**Excerpts from a figure dataset:**
────────────────────

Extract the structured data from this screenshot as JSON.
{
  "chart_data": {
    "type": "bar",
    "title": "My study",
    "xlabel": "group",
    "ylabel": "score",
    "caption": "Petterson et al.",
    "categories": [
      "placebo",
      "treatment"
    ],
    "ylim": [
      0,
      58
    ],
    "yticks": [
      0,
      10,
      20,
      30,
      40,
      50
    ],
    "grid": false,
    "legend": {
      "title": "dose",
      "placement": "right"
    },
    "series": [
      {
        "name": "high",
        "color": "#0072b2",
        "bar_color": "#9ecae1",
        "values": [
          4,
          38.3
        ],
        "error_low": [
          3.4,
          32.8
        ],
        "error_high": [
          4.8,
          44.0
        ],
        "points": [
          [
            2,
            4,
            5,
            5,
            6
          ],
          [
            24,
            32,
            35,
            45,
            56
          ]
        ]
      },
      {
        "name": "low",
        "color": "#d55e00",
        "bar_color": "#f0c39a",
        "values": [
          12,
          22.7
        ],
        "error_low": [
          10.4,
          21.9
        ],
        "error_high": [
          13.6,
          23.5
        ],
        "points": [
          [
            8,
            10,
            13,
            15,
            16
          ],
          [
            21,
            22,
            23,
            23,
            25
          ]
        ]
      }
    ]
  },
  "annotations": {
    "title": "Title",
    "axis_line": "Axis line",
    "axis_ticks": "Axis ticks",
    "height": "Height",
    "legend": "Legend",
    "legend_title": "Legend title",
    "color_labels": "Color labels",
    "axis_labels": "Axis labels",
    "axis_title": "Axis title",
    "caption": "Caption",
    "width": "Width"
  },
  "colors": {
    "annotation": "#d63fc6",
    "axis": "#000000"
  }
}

────────────────────

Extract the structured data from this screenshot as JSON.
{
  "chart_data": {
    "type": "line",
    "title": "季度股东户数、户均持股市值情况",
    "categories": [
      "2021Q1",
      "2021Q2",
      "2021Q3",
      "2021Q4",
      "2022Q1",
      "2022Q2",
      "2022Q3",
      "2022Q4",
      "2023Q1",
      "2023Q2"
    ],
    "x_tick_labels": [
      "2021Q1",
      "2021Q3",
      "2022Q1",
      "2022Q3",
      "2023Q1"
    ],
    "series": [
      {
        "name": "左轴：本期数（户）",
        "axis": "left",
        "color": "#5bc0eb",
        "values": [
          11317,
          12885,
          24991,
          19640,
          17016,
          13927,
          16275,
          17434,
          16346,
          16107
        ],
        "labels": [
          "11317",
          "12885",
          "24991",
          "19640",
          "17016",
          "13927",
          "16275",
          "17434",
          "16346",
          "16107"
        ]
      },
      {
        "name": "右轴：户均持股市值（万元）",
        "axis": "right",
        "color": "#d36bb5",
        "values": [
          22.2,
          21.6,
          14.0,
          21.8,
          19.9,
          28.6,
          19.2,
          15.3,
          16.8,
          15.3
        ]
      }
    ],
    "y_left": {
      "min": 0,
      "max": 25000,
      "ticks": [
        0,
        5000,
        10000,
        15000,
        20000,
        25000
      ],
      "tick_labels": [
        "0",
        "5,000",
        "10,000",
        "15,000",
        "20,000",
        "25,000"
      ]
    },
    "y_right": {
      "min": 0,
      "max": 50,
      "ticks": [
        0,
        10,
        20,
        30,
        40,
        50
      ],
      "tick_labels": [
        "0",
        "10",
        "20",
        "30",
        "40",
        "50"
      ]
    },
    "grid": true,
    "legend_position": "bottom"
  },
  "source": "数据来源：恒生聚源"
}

────────────────────

**YOUR GOAL:**
How many lines in the records above contain the word "title"? Reply with the number and nothing more.

**EXPECTED ANSWER:**
6